Die Überraschung für die Wirtschaft war vor allem deshalb groß, da die Stadt Mainz noch mit Datum vom 16. Oktober 2020 schriftlich gegenüber der Bauwirtschaft erklärt hatte:
„Seit nunmehr 10 Jahren plane ich zusammen mit unserem Entsorgungsbetrieb die Errichtung der Deponie im Steinbruch Mainz-Laubenheim, um die Verantwortung für die in Mainz anfallenden Abfälle wahrzunehmen und lange umweltbelastende Transporte von Massenabfällen auf fernliegende Deponien zu vermeiden. Ich freue mich sehr über Ihre kompetente Unterstützung und hoffe, dass Ihre eindringlichen, in allen Punkten absolut zutreffenden Ausführungen mithelfen werden, Zweifler von der Bedeutung des Deponie-Projektes für die gesamte Stadt Mainz und die Wirtschaft im Mainzer Raum zu überzeugen.“
Mit dieser Antwort reagierte die Stadt auf den Appell der Bauwirtschaft vom 22.09.2020, aus Gründen des Klimaschutzes und der Wirtschaftlichkeit die Deponie zu befürworten.
Die für die Rücknahme des Antrags angeführten Gründe sind nach der Einschätzung der Fachleute nicht zutreffend, wie Tim Gemünden (Geschäftsführer Gemünden Bau), Peter Karrié (Obermeister der Bau-Innung Mainz), Thomas Weiler (Hauptgeschäftsführer Bauwirtschaft Rheinland-Pfalz) und Dominik Ostendorf (stellv. Hauptgeschäftsführer Handwerkskammer Rheinhessen) in einer Pressekonferenz erläuterten.

Hier finden Sie die wesentlichen Argumente:

Geht der Bauboom zurück?

Das Umweltdezernat möchte die bisherigen Pläne zur Errichtung einer Deponie im Laubenheimer Steinbruch nicht weiterverfolgen. Als Begründung wird unter anderem angeführt, dass der Bauboom der vergangenen 20 Jahre zurückgehen wird. Mit den aktuellen Entwicklungen in der Landeshauptstadt Mainz passt dies nicht zusammen. Aufgrund der Pläne der Stadt , im großen Stil Biotechnologie und verwandte Branchen in Mainz anzusiedeln, ist eine verstärkte Bautätigkeit im gewerblichen Bereich zu erwarten.

## Datensätze mit Koordinatenannotationen

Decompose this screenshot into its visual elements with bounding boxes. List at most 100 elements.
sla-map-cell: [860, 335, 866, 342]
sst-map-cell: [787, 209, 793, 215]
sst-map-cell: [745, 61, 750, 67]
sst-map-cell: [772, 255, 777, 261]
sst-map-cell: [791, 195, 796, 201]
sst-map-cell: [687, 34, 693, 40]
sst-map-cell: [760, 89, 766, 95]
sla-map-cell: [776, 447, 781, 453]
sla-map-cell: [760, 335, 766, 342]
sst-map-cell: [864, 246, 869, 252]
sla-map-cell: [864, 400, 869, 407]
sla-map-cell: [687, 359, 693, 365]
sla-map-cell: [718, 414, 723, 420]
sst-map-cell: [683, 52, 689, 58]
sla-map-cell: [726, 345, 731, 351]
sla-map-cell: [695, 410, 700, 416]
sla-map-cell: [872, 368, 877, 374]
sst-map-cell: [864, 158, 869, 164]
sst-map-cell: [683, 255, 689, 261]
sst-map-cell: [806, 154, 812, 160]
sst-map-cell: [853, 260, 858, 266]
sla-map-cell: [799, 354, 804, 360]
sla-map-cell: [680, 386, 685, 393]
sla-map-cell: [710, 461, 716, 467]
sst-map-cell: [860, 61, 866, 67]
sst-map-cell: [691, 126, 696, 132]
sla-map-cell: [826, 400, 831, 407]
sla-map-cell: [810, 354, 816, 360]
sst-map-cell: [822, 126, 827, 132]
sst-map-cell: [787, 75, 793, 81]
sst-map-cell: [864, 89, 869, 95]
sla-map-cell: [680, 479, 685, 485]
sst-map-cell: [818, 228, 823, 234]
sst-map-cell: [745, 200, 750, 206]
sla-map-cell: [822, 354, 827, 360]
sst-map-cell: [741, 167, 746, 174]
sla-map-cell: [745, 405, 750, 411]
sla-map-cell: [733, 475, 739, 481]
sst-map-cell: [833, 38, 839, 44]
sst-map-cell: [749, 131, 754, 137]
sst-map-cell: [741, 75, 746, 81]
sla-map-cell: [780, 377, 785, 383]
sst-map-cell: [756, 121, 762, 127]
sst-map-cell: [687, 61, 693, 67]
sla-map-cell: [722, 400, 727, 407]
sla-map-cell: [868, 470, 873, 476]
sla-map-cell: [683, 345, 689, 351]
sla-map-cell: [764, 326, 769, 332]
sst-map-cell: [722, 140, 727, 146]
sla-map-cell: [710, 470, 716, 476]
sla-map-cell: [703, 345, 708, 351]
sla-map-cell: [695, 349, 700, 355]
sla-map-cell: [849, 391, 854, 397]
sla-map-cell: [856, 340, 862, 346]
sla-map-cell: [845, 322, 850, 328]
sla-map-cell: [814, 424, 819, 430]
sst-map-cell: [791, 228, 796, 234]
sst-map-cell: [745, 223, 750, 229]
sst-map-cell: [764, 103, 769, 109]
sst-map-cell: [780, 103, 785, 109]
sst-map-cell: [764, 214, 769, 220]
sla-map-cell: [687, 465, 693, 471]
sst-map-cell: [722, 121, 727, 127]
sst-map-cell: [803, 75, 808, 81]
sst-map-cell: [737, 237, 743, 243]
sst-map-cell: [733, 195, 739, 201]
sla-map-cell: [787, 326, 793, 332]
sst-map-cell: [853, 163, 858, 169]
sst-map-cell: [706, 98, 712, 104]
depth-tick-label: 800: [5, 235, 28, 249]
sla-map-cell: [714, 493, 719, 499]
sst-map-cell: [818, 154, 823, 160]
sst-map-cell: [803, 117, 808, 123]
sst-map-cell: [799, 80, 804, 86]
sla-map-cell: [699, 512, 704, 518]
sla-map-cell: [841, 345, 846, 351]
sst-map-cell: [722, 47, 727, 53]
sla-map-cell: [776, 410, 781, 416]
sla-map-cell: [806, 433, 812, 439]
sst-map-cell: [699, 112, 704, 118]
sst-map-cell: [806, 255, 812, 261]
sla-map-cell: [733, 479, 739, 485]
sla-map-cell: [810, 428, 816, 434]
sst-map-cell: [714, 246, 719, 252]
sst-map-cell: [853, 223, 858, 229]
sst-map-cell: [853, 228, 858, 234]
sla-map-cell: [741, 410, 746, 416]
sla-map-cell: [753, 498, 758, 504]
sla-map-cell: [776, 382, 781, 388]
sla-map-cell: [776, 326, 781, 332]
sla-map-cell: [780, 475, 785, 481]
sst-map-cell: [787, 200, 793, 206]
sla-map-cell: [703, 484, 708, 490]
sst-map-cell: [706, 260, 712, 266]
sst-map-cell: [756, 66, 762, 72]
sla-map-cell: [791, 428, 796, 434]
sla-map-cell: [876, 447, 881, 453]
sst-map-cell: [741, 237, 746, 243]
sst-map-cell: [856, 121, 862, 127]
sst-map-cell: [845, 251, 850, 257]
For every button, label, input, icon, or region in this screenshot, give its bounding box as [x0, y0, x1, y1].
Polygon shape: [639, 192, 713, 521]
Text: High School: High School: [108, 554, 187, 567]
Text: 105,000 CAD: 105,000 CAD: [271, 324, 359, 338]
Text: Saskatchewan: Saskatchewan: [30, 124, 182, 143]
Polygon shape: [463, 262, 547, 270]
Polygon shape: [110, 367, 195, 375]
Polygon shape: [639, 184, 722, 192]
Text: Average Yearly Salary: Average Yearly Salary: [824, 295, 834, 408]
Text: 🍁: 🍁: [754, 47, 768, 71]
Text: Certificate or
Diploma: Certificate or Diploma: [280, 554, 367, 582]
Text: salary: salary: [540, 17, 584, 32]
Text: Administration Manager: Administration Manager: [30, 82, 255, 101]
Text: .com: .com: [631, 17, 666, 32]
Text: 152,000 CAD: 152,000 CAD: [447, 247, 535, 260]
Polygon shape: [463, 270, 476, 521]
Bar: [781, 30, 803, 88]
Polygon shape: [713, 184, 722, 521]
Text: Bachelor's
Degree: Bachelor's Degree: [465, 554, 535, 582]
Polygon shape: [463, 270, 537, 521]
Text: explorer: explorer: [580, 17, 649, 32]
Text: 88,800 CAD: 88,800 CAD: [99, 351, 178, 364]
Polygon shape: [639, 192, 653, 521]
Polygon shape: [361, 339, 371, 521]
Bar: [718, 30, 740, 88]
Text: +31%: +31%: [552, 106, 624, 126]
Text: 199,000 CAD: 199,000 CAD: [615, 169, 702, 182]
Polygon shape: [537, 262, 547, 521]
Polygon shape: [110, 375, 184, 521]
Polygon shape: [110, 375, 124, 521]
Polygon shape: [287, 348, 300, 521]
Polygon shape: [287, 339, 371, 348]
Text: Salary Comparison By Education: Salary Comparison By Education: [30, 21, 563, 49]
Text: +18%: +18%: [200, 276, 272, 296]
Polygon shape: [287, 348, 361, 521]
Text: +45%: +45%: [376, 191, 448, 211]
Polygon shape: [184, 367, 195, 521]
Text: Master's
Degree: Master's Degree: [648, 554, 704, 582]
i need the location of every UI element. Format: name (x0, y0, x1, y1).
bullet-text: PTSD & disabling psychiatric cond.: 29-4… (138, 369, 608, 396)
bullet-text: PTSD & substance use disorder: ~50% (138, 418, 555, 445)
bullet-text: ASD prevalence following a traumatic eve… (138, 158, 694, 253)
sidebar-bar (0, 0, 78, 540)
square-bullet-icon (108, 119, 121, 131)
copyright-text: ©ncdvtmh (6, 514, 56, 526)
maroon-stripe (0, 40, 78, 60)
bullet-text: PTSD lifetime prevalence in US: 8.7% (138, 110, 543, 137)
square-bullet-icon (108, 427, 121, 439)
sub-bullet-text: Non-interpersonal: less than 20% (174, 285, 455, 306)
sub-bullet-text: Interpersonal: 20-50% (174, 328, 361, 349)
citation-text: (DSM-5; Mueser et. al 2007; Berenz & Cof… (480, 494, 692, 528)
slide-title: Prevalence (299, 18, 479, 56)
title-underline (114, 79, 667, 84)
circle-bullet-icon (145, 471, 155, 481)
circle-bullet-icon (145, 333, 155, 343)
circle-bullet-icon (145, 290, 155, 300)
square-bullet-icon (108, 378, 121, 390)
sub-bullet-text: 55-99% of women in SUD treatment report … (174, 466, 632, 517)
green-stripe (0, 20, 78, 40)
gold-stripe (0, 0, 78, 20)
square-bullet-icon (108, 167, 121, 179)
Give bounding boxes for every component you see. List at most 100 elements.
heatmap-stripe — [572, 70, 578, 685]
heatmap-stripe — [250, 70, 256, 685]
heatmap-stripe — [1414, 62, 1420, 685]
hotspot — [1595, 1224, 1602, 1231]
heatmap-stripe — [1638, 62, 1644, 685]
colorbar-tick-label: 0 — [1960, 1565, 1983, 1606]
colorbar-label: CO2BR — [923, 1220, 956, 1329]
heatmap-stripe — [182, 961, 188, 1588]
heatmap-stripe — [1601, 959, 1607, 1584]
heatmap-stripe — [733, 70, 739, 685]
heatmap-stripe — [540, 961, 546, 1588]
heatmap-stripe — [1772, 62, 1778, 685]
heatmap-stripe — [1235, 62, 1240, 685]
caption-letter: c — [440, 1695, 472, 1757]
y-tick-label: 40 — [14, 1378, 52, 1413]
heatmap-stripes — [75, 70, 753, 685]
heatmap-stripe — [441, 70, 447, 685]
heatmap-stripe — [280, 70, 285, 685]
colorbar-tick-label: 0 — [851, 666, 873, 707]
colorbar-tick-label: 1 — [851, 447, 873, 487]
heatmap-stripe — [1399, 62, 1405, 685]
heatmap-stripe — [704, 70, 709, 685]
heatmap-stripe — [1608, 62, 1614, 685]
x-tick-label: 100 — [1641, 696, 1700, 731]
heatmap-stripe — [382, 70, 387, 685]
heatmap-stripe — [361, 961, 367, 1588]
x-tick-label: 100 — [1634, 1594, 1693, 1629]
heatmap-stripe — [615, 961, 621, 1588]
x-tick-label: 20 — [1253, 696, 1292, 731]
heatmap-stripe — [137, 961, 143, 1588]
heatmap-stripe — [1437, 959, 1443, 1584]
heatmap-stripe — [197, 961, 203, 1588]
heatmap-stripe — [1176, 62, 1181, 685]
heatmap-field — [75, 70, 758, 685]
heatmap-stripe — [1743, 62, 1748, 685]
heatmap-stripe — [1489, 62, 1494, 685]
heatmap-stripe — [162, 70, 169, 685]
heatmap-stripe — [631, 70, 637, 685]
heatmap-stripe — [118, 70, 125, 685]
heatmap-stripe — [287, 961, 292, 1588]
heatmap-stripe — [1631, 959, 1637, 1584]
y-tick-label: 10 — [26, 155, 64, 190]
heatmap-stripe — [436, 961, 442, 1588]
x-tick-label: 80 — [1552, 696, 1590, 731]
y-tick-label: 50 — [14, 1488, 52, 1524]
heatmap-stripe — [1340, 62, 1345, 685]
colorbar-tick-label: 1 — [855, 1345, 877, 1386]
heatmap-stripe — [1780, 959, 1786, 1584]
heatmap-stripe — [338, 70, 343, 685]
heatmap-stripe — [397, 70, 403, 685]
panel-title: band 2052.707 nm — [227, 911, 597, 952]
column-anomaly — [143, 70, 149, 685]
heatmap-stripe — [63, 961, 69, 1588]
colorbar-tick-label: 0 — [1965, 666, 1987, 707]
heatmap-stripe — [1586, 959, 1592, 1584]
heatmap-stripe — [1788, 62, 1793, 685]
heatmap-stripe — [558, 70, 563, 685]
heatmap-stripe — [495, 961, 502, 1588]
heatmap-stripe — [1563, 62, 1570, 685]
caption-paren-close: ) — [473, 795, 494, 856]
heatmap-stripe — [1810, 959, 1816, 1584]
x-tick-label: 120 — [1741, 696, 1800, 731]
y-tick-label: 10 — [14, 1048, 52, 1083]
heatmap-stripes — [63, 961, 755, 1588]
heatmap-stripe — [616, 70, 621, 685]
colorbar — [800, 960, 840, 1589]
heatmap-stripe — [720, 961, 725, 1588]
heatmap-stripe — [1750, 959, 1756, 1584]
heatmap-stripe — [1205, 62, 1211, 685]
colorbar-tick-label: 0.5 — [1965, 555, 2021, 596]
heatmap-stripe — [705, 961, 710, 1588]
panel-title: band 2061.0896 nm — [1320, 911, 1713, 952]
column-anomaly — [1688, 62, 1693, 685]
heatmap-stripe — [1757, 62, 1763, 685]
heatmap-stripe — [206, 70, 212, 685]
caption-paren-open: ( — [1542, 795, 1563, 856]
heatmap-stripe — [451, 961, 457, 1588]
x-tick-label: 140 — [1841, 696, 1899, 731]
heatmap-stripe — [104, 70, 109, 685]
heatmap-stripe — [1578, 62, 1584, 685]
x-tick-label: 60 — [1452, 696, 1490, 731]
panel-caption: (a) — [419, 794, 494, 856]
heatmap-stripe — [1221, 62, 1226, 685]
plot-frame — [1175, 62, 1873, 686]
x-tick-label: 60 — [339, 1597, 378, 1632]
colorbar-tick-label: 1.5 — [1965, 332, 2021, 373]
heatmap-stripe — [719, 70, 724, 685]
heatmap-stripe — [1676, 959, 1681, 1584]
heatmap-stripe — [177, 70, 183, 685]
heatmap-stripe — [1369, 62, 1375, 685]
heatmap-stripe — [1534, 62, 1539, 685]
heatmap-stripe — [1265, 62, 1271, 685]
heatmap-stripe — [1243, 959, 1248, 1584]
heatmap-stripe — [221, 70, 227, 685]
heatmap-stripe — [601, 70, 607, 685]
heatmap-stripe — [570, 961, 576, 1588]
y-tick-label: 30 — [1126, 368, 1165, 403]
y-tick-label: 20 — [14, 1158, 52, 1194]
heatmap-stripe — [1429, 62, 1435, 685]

## Aufgabe A
Gib den Abschnitt des Textauszugs zur Mainzer Deponie zwischen „Geht der Bauboom“ und „Bereich zu erwarten.“ einschließlich wieder und tausche dabei „Umweltdezernat“ gegen „Baudezernat“ aus.
## Aufgabe B
Übersetze diesen Satz aus dem Textauszug zur Mainzer Deponie ins Englische: „Mit dieser Antwort reagierte die Stadt auf den Appell der Bauwirtschaft vom 22.09.2020, aus Gründen des Klimaschutzes und der Wirtschaftlichkeit die Deponie zu befürworten.“

## Vollständige Antwort A
Geht der Bauboom zurück?

Das Baudezernat möchte die bisherigen Pläne zur Errichtung einer Deponie im Laubenheimer Steinbruch nicht weiterverfolgen. Als Begründung wird unter anderem angeführt, dass der Bauboom der vergangenen 20 Jahre zurückgehen wird. Mit den aktuellen Entwicklungen in der Landeshauptstadt Mainz passt dies nicht zusammen. Aufgrund der Pläne der Stadt , im großen Stil Biotechnologie und verwandte Branchen in Mainz anzusiedeln, ist eine verstärkte Bautätigkeit im gewerblichen Bereich zu erwarten.

## Vollständige Antwort B
With this reply, the city responded to the construction industry's appeal of September 22, 2020, to support the landfill for reasons of climate protection and economic efficiency.